[Dataset records]
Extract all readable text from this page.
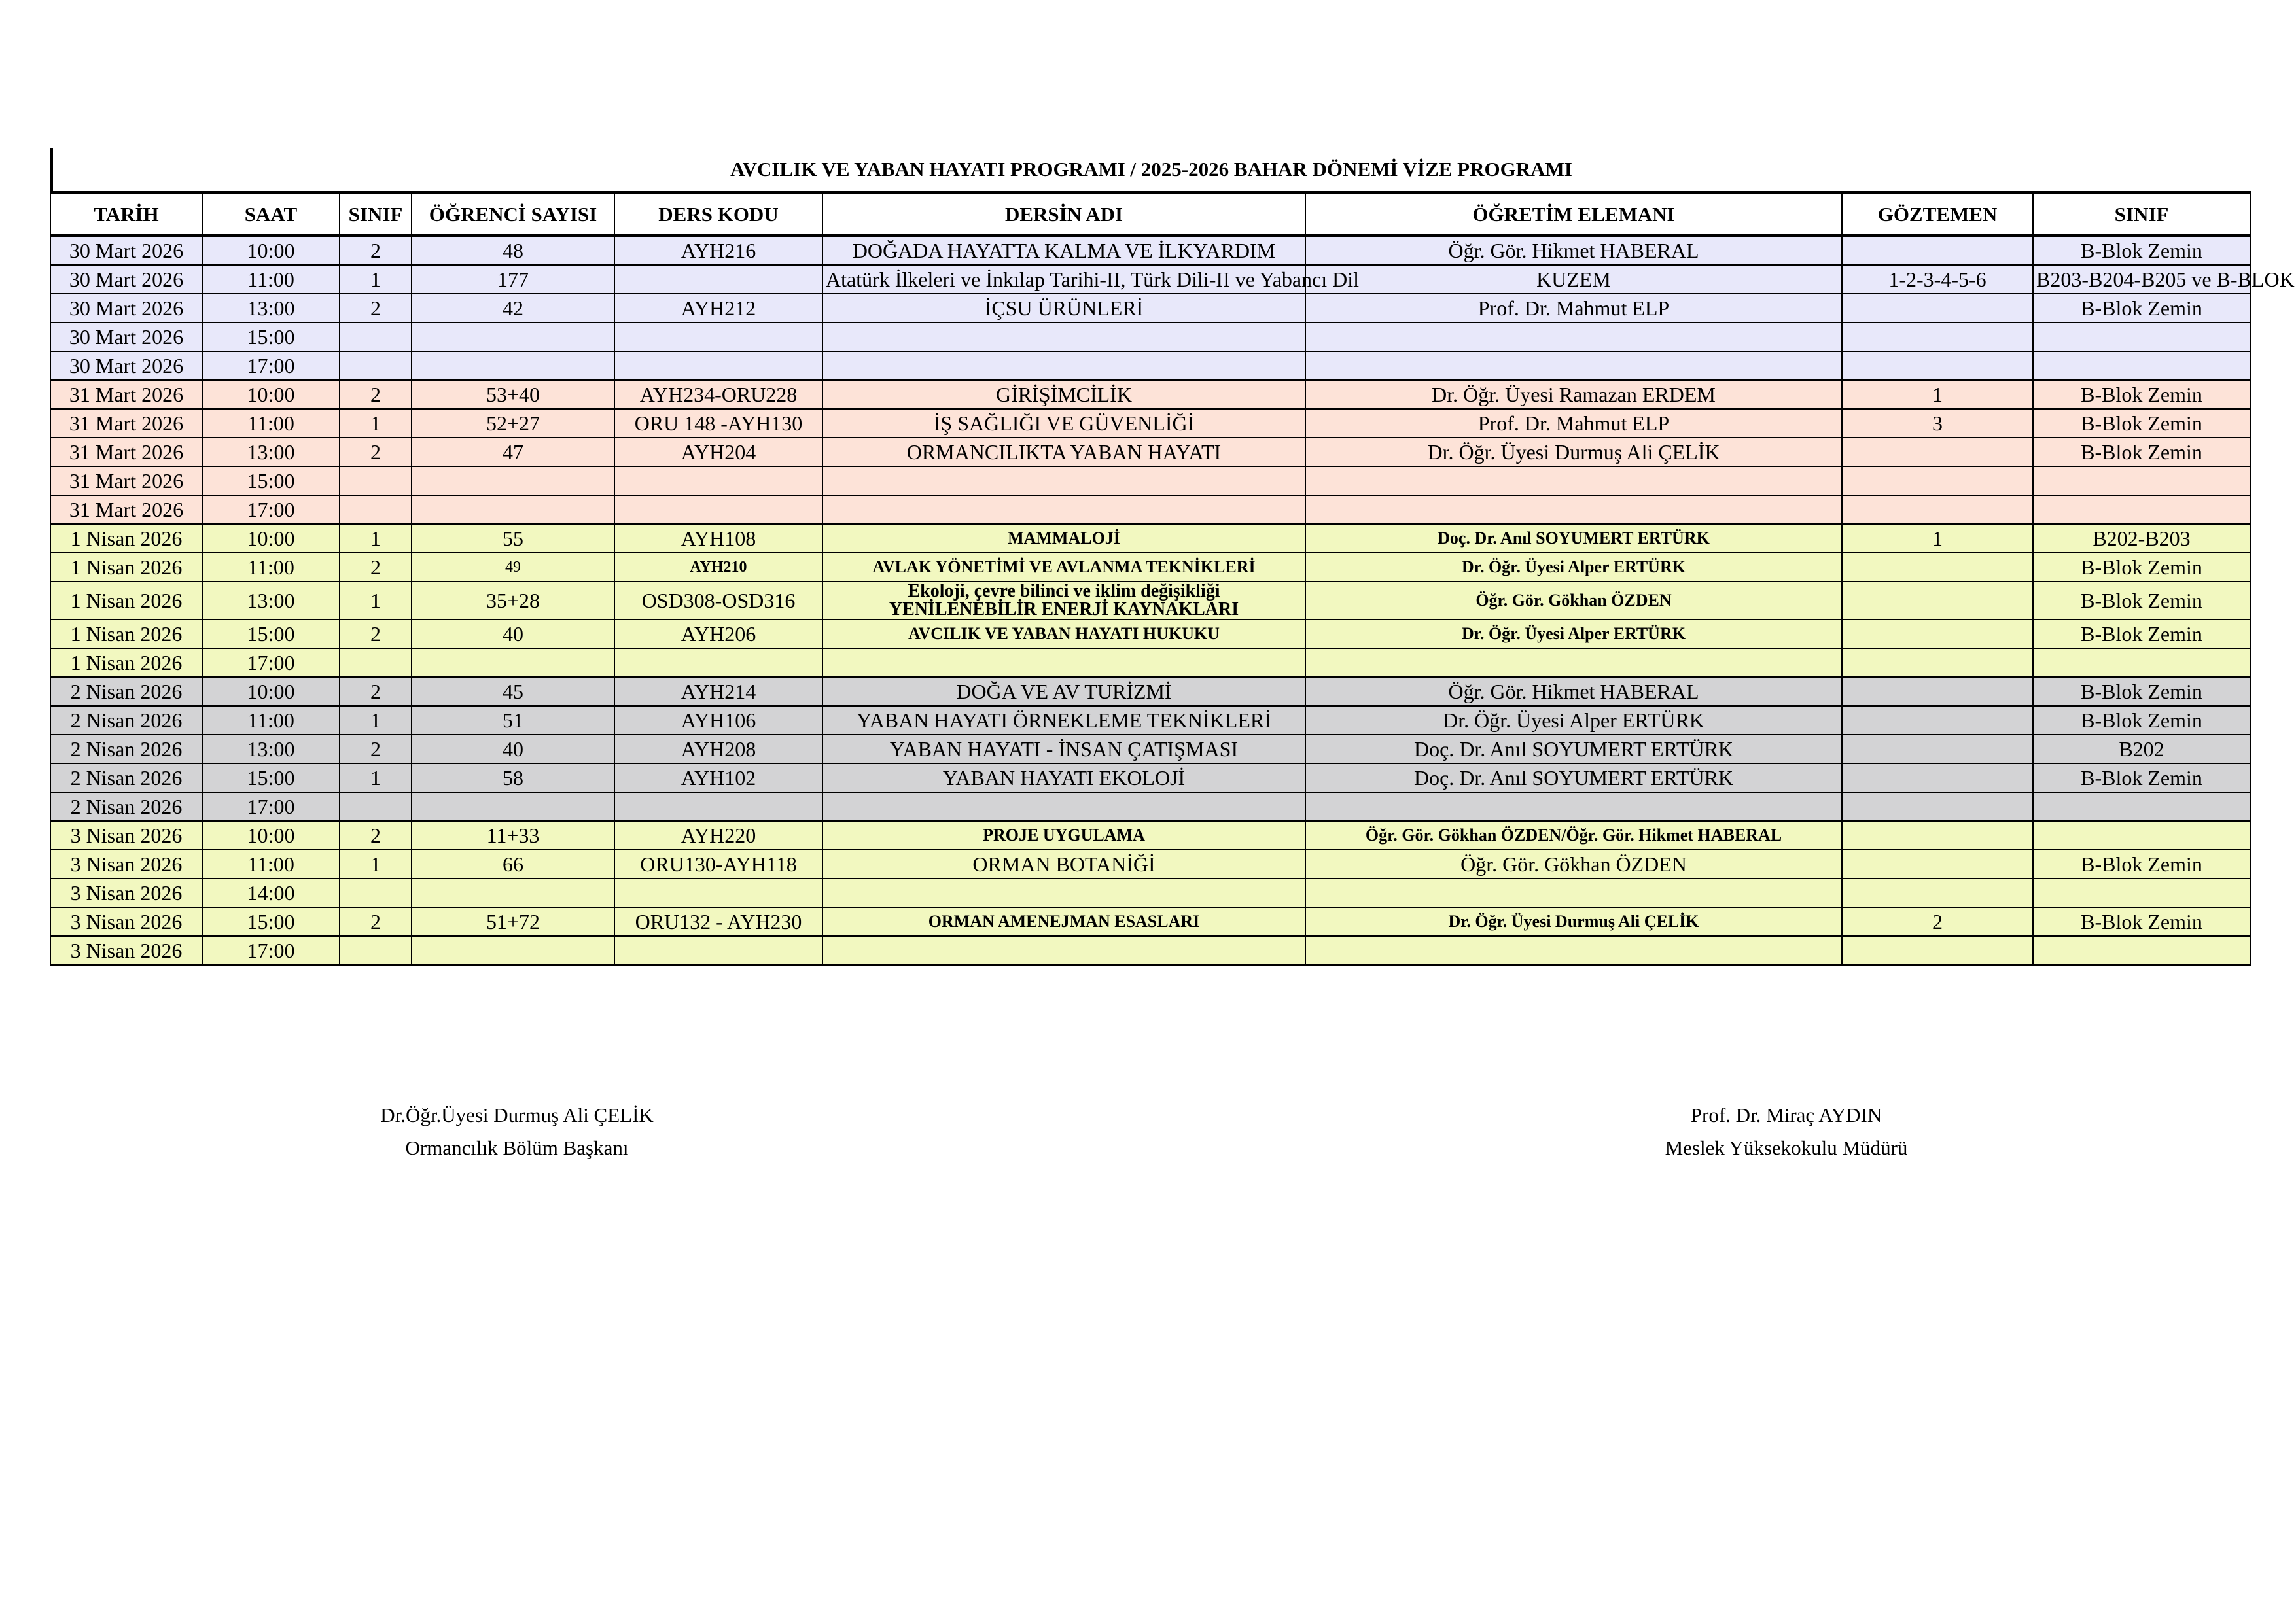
AVCILIK VE YABAN HAYATI PROGRAMI / 2025-2026 BAHAR DÖNEMİ VİZE PROGRAMI
TARİH	SAAT	SINIF	ÖĞRENCİ SAYISI	DERS KODU	DERSİN ADI	ÖĞRETİM ELEMANI	GÖZTEMEN	SINIF
30 Mart 2026	10:00	2	48	AYH216	DOĞADA HAYATTA KALMA VE İLKYARDIM	Öğr. Gör. Hikmet HABERAL		B-Blok Zemin
30 Mart 2026	11:00	1	177		Atatürk İlkeleri ve İnkılap Tarihi-II, Türk Dili-II ve Yabancı Dil	KUZEM	1-2-3-4-5-6	B203-B204-B205 ve B-BLOK
30 Mart 2026	13:00	2	42	AYH212	İÇSU ÜRÜNLERİ	Prof. Dr. Mahmut ELP		B-Blok Zemin
30 Mart 2026	15:00							
30 Mart 2026	17:00							
31 Mart 2026	10:00	2	53+40	AYH234-ORU228	GİRİŞİMCİLİK	Dr. Öğr. Üyesi Ramazan ERDEM	1	B-Blok Zemin
31 Mart 2026	11:00	1	52+27	ORU 148 -AYH130	İŞ SAĞLIĞI VE GÜVENLİĞİ	Prof. Dr. Mahmut ELP	3	B-Blok Zemin
31 Mart 2026	13:00	2	47	AYH204	ORMANCILIKTA YABAN HAYATI	Dr. Öğr. Üyesi Durmuş Ali ÇELİK		B-Blok Zemin
31 Mart 2026	15:00							
31 Mart 2026	17:00							
1 Nisan 2026	10:00	1	55	AYH108	MAMMALOJİ	Doç. Dr. Anıl SOYUMERT ERTÜRK	1	B202-B203
1 Nisan 2026	11:00	2	49	AYH210	AVLAK YÖNETİMİ VE AVLANMA TEKNİKLERİ	Dr. Öğr. Üyesi Alper ERTÜRK		B-Blok Zemin
1 Nisan 2026	13:00	1	35+28	OSD308-OSD316	Ekoloji, çevre bilinci ve iklim değişikliği
YENİLENEBİLİR ENERJİ KAYNAKLARI	Öğr. Gör. Gökhan ÖZDEN		B-Blok Zemin
1 Nisan 2026	15:00	2	40	AYH206	AVCILIK VE YABAN HAYATI HUKUKU	Dr. Öğr. Üyesi Alper ERTÜRK		B-Blok Zemin
1 Nisan 2026	17:00							
2 Nisan 2026	10:00	2	45	AYH214	DOĞA VE AV TURİZMİ	Öğr. Gör. Hikmet HABERAL		B-Blok Zemin
2 Nisan 2026	11:00	1	51	AYH106	YABAN HAYATI ÖRNEKLEME TEKNİKLERİ	Dr. Öğr. Üyesi Alper ERTÜRK		B-Blok Zemin
2 Nisan 2026	13:00	2	40	AYH208	YABAN HAYATI - İNSAN ÇATIŞMASI	Doç. Dr. Anıl SOYUMERT ERTÜRK		B202
2 Nisan 2026	15:00	1	58	AYH102	YABAN HAYATI EKOLOJİ	Doç. Dr. Anıl SOYUMERT ERTÜRK		B-Blok Zemin
2 Nisan 2026	17:00							
3 Nisan 2026	10:00	2	11+33	AYH220	PROJE UYGULAMA	Öğr. Gör. Gökhan ÖZDEN/Öğr. Gör. Hikmet HABERAL		
3 Nisan 2026	11:00	1	66	ORU130-AYH118	ORMAN BOTANİĞİ	Öğr. Gör. Gökhan ÖZDEN		B-Blok Zemin
3 Nisan 2026	14:00							
3 Nisan 2026	15:00	2	51+72	ORU132 - AYH230	ORMAN AMENEJMAN ESASLARI	Dr. Öğr. Üyesi Durmuş Ali ÇELİK	2	B-Blok Zemin
3 Nisan 2026	17:00							
Dr.Öğr.Üyesi Durmuş Ali ÇELİK
Ormancılık Bölüm Başkanı
Prof. Dr. Miraç AYDIN
Meslek Yüksekokulu Müdürü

= GOAL =
Using the entries above, return each line in which the word "Alper" occurs.

= RESULT OF THE EXERCISE =
1 Nisan 2026	11:00	2	49	AYH210	AVLAK YÖNETİMİ VE AVLANMA TEKNİKLERİ	Dr. Öğr. Üyesi Alper ERTÜRK		B-Blok Zemin
1 Nisan 2026	15:00	2	40	AYH206	AVCILIK VE YABAN HAYATI HUKUKU	Dr. Öğr. Üyesi Alper ERTÜRK		B-Blok Zemin
2 Nisan 2026	11:00	1	51	AYH106	YABAN HAYATI ÖRNEKLEME TEKNİKLERİ	Dr. Öğr. Üyesi Alper ERTÜRK		B-Blok Zemin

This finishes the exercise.